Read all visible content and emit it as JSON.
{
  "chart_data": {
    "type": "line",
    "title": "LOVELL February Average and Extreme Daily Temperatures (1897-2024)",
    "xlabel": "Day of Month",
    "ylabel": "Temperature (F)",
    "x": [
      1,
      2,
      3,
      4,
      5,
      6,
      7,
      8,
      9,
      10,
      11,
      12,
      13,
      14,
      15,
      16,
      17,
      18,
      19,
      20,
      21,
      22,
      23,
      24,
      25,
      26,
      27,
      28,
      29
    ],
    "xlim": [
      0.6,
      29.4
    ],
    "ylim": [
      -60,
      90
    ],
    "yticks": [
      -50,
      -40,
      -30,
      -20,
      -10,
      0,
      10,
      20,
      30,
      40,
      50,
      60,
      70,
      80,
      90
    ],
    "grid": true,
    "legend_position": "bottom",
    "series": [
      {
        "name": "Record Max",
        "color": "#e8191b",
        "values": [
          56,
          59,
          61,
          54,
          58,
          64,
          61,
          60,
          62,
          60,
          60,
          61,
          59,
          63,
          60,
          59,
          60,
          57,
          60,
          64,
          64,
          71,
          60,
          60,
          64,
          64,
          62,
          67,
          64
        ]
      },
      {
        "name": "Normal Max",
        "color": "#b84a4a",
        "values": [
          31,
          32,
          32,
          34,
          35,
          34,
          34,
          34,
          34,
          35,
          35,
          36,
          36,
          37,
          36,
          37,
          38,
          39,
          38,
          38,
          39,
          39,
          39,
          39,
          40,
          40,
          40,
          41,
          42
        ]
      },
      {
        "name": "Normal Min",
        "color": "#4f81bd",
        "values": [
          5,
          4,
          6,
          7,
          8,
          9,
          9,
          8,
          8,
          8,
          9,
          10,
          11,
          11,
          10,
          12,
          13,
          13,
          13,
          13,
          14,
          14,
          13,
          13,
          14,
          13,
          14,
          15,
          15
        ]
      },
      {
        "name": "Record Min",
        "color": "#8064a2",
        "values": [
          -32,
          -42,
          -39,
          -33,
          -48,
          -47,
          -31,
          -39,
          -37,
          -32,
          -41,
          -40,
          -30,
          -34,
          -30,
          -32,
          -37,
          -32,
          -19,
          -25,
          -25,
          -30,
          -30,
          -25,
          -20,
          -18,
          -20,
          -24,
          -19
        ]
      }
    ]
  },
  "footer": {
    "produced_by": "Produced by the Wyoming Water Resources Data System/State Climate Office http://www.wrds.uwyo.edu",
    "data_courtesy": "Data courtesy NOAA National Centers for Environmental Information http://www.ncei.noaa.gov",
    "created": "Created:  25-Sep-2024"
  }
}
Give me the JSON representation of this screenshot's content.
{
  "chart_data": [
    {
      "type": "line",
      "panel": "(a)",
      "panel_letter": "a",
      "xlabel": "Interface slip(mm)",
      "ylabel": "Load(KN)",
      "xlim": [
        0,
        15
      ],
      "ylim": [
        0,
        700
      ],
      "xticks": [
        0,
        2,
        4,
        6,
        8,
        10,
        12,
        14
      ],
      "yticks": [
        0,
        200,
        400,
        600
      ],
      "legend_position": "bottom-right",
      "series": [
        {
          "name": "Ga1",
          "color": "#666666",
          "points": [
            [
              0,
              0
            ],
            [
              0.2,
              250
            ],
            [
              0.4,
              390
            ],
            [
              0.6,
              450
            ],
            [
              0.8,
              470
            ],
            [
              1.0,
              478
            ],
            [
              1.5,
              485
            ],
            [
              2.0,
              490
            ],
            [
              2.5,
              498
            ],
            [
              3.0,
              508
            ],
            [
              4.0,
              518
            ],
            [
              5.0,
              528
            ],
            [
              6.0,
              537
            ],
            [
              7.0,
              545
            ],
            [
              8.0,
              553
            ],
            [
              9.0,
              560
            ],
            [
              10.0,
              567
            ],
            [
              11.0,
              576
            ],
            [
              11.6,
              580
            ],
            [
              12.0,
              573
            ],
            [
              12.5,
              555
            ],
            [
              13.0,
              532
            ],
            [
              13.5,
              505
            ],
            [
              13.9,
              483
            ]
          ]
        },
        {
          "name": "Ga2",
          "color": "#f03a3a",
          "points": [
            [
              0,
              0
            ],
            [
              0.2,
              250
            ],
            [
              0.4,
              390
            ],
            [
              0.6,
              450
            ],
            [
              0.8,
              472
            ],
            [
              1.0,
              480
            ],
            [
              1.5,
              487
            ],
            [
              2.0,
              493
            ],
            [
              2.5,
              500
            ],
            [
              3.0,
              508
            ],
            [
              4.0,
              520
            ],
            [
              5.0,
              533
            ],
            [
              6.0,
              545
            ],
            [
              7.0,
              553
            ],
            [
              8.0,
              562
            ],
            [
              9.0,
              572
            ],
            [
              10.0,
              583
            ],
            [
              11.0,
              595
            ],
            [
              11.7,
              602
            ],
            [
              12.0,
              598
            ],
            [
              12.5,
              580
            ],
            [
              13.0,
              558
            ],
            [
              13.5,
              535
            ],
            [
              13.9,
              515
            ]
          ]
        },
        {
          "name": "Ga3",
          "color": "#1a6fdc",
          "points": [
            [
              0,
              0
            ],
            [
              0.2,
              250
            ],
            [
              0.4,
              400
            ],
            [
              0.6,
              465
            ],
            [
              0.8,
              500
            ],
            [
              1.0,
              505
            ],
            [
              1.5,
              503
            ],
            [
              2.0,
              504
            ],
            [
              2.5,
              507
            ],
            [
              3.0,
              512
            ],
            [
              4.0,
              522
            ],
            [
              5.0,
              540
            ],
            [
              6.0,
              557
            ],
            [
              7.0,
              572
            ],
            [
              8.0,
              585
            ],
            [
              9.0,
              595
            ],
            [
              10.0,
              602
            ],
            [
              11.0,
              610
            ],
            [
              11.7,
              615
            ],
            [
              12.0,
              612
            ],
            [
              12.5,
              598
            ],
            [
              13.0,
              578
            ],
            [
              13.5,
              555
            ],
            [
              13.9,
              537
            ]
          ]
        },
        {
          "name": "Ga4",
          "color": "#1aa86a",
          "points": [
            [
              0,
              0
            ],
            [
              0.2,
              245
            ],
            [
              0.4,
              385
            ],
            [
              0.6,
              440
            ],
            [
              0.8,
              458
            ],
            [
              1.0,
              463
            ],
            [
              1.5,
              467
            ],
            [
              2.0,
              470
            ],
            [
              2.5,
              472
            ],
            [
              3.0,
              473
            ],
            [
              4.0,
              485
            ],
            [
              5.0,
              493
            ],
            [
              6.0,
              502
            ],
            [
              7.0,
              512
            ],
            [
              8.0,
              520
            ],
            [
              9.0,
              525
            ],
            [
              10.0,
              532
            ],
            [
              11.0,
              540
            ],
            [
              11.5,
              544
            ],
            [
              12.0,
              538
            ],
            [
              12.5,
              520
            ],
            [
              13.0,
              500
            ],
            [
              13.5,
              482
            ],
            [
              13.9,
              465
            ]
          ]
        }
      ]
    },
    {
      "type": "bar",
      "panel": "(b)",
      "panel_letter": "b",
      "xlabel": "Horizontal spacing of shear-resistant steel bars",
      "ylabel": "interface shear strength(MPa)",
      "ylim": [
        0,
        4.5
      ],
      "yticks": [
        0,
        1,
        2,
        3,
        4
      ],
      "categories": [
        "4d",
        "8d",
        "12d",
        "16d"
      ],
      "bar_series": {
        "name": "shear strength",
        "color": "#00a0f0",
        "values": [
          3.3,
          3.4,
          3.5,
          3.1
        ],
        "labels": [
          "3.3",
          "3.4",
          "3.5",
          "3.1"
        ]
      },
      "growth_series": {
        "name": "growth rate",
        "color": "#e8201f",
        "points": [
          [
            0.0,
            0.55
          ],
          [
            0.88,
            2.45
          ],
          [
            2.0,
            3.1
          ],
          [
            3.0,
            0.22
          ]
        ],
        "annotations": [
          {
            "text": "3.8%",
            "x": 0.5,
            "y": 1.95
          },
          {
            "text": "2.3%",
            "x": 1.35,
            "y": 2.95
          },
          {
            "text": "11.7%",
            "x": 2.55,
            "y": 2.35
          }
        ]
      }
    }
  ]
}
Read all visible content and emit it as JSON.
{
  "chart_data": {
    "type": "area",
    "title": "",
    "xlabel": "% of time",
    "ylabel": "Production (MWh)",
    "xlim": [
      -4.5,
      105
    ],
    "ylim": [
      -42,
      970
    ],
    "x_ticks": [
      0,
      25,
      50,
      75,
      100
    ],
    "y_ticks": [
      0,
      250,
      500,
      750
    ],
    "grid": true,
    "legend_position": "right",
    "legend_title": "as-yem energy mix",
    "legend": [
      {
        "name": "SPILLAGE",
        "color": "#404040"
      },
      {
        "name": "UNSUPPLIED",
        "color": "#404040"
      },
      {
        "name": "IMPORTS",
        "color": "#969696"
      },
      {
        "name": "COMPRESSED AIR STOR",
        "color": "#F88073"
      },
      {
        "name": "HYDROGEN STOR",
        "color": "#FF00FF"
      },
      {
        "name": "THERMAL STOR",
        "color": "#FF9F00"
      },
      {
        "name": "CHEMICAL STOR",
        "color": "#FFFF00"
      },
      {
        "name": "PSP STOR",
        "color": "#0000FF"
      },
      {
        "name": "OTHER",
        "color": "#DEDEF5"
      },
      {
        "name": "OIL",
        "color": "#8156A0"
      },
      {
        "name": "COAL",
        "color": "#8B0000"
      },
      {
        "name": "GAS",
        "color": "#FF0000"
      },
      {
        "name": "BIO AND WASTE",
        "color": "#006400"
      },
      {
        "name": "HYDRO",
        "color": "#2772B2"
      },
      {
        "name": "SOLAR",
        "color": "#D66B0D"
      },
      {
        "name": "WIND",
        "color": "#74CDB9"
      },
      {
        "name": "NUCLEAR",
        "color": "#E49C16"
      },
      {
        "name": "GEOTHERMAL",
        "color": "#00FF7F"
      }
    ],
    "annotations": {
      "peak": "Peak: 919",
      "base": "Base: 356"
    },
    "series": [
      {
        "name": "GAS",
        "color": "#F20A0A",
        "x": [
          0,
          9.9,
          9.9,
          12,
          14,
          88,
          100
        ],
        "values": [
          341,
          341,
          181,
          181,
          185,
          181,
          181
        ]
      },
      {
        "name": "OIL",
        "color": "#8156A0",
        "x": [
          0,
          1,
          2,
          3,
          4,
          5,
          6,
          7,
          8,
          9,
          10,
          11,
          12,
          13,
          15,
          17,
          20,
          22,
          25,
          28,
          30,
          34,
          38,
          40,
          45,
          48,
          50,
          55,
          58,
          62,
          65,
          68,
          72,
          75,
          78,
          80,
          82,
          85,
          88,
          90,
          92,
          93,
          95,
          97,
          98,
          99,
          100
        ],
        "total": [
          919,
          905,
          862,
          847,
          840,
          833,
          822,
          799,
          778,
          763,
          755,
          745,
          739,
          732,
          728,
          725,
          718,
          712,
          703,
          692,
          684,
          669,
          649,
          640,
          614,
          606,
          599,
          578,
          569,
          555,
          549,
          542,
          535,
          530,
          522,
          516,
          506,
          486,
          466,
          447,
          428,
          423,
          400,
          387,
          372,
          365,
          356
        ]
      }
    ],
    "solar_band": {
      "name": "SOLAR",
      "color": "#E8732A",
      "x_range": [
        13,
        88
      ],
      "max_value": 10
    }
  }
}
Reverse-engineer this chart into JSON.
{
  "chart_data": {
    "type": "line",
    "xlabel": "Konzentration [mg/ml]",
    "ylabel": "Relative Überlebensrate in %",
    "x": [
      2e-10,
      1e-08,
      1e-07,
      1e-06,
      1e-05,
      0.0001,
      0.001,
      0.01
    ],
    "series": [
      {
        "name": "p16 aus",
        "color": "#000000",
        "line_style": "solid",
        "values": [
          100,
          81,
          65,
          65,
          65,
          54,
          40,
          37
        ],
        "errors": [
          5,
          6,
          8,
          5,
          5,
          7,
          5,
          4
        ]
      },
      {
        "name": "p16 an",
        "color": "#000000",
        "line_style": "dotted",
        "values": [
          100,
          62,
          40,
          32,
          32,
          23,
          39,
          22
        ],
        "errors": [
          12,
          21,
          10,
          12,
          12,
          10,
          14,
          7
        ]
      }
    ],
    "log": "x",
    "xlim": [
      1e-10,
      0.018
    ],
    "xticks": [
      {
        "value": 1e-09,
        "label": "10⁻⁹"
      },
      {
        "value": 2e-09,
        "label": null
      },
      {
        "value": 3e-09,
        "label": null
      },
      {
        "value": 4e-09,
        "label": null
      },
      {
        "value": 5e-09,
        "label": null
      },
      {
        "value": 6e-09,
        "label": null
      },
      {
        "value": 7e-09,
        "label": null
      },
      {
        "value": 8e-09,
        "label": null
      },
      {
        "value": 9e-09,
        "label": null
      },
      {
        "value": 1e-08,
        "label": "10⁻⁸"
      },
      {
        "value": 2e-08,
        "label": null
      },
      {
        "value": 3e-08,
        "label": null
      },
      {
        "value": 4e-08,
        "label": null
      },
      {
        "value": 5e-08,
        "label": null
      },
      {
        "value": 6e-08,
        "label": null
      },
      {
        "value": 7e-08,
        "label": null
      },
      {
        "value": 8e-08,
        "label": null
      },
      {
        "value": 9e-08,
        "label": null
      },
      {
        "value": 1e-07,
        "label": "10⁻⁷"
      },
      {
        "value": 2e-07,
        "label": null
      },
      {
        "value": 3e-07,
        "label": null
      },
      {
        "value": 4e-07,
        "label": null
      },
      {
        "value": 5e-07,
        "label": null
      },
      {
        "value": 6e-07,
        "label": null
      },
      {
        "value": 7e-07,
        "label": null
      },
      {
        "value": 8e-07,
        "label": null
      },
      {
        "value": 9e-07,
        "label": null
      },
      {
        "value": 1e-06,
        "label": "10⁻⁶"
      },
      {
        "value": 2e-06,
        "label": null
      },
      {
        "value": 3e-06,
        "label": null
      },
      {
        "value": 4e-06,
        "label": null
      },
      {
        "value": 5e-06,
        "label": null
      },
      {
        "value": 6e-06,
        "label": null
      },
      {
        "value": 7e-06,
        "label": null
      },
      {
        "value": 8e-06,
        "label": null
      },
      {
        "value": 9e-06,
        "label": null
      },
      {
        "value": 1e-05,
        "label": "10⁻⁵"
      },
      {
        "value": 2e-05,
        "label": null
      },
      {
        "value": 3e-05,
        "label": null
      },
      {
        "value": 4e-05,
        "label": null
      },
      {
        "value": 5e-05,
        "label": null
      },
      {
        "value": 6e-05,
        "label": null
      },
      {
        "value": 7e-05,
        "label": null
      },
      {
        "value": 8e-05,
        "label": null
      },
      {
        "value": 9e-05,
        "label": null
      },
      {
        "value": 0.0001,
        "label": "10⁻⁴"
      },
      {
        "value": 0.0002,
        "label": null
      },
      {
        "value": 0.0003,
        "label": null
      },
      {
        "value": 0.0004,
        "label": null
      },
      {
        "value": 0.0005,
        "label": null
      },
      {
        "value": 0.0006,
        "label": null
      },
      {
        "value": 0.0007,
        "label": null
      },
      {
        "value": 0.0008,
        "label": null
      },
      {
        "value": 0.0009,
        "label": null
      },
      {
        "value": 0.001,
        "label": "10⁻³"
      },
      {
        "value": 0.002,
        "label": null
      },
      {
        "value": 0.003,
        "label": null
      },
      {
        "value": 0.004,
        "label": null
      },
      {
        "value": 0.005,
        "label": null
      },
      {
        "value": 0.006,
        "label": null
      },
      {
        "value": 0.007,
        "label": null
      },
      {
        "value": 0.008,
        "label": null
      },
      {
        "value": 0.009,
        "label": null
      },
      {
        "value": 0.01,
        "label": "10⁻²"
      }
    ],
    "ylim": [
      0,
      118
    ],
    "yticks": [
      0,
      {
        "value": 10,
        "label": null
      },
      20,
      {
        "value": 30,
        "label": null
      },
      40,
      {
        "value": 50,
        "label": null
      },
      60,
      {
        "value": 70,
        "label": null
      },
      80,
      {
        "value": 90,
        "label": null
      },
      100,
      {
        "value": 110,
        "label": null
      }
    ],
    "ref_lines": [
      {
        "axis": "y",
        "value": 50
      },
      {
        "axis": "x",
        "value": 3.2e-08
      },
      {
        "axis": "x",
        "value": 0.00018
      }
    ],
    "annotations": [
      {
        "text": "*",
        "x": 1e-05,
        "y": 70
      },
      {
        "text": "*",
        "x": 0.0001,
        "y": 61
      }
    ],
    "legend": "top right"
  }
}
◇ ◇ ◇ ◇ ◇ ◇ ◇
STATED TASK: Look through the entries and return every line where "JSON" appears.

RESULT:
Read all visible content and emit it as JSON.
Give me the JSON representation of this screenshot's content.
Read all visible content and emit it as JSON.
Reverse-engineer this chart into JSON.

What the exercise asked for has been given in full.